**Provided data**.
+ + + +

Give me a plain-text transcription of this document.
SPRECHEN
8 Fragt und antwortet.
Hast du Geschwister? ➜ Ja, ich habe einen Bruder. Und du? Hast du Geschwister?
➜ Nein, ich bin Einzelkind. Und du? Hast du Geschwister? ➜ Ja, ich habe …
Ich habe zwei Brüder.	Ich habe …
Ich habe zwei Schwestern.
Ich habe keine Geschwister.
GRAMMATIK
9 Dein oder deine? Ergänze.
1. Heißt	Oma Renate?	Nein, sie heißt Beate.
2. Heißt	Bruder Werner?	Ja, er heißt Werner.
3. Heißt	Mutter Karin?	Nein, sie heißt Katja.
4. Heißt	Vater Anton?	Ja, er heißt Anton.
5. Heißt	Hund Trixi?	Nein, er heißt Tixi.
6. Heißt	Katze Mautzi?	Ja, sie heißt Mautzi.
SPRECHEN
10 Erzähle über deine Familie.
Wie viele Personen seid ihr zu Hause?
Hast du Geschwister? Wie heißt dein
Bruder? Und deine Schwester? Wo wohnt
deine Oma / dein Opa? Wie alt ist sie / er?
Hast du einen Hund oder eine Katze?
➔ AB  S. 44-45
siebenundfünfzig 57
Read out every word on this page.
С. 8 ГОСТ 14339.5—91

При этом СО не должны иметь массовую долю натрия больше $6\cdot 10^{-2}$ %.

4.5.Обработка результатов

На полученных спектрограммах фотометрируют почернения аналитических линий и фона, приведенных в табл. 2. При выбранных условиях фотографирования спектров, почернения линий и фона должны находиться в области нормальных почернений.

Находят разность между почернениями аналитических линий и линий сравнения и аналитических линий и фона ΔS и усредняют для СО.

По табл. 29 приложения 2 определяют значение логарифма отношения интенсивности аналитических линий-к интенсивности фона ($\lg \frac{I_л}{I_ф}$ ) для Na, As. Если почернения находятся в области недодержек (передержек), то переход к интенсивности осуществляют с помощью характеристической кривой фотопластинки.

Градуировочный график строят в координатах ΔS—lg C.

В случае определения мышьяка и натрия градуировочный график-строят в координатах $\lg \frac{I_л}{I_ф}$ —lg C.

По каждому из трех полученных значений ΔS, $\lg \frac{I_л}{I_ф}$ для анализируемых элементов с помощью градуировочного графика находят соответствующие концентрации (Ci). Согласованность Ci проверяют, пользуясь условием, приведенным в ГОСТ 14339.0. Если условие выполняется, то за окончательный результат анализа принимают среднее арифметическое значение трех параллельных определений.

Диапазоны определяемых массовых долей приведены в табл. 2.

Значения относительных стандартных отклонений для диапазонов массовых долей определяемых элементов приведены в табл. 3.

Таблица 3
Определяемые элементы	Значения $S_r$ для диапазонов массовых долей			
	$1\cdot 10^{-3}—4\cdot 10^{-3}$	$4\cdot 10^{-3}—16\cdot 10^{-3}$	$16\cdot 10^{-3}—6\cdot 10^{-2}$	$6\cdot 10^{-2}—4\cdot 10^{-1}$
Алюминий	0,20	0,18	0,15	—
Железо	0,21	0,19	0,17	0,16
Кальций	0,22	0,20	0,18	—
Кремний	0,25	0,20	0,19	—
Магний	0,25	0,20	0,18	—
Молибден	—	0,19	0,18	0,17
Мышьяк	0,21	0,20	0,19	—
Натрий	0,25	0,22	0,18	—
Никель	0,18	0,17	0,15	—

+ + + +

**Task**.
Exactly reproduce every line of the records.

**Exercise response**.
Give me a plain-text transcription of this document.
SPRECHEN
8 Fragt und antwortet.
Hast du Geschwister? ➜ Ja, ich habe einen Bruder. Und du? Hast du Geschwister?
➜ Nein, ich bin Einzelkind. Und du? Hast du Geschwister? ➜ Ja, ich habe …
Ich habe zwei Brüder.	Ich habe …
Ich habe zwei Schwestern.
Ich habe keine Geschwister.
GRAMMATIK
9 Dein oder deine? Ergänze.
1. Heißt	Oma Renate?	Nein, sie heißt Beate.
2. Heißt	Bruder Werner?	Ja, er heißt Werner.
3. Heißt	Mutter Karin?	Nein, sie heißt Katja.
4. Heißt	Vater Anton?	Ja, er heißt Anton.
5. Heißt	Hund Trixi?	Nein, er heißt Tixi.
6. Heißt	Katze Mautzi?	Ja, sie heißt Mautzi.
SPRECHEN
10 Erzähle über deine Familie.
Wie viele Personen seid ihr zu Hause?
Hast du Geschwister? Wie heißt dein
Bruder? Und deine Schwester? Wo wohnt
deine Oma / dein Opa? Wie alt ist sie / er?
Hast du einen Hund oder eine Katze?
➔ AB  S. 44-45
siebenundfünfzig 57
Read out every word on this page.
С. 8 ГОСТ 14339.5—91

При этом СО не должны иметь массовую долю натрия больше $6\cdot 10^{-2}$ %.

4.5.Обработка результатов

На полученных спектрограммах фотометрируют почернения аналитических линий и фона, приведенных в табл. 2. При выбранных условиях фотографирования спектров, почернения линий и фона должны находиться в области нормальных почернений.

Находят разность между почернениями аналитических линий и линий сравнения и аналитических линий и фона ΔS и усредняют для СО.

По табл. 29 приложения 2 определяют значение логарифма отношения интенсивности аналитических линий-к интенсивности фона ($\lg \frac{I_л}{I_ф}$ ) для Na, As. Если почернения находятся в области недодержек (передержек), то переход к интенсивности осуществляют с помощью характеристической кривой фотопластинки.

Градуировочный график строят в координатах ΔS—lg C.

В случае определения мышьяка и натрия градуировочный график-строят в координатах $\lg \frac{I_л}{I_ф}$ —lg C.

По каждому из трех полученных значений ΔS, $\lg \frac{I_л}{I_ф}$ для анализируемых элементов с помощью градуировочного графика находят соответствующие концентрации (Ci). Согласованность Ci проверяют, пользуясь условием, приведенным в ГОСТ 14339.0. Если условие выполняется, то за окончательный результат анализа принимают среднее арифметическое значение трех параллельных определений.

Диапазоны определяемых массовых долей приведены в табл. 2.

Значения относительных стандартных отклонений для диапазонов массовых долей определяемых элементов приведены в табл. 3.

Таблица 3
Определяемые элементы	Значения $S_r$ для диапазонов массовых долей			
	$1\cdot 10^{-3}—4\cdot 10^{-3}$	$4\cdot 10^{-3}—16\cdot 10^{-3}$	$16\cdot 10^{-3}—6\cdot 10^{-2}$	$6\cdot 10^{-2}—4\cdot 10^{-1}$
Алюминий	0,20	0,18	0,15	—
Железо	0,21	0,19	0,17	0,16
Кальций	0,22	0,20	0,18	—
Кремний	0,25	0,20	0,19	—
Магний	0,25	0,20	0,18	—
Молибден	—	0,19	0,18	0,17
Мышьяк	0,21	0,20	0,19	—
Натрий	0,25	0,22	0,18	—
Никель	0,18	0,17	0,15	—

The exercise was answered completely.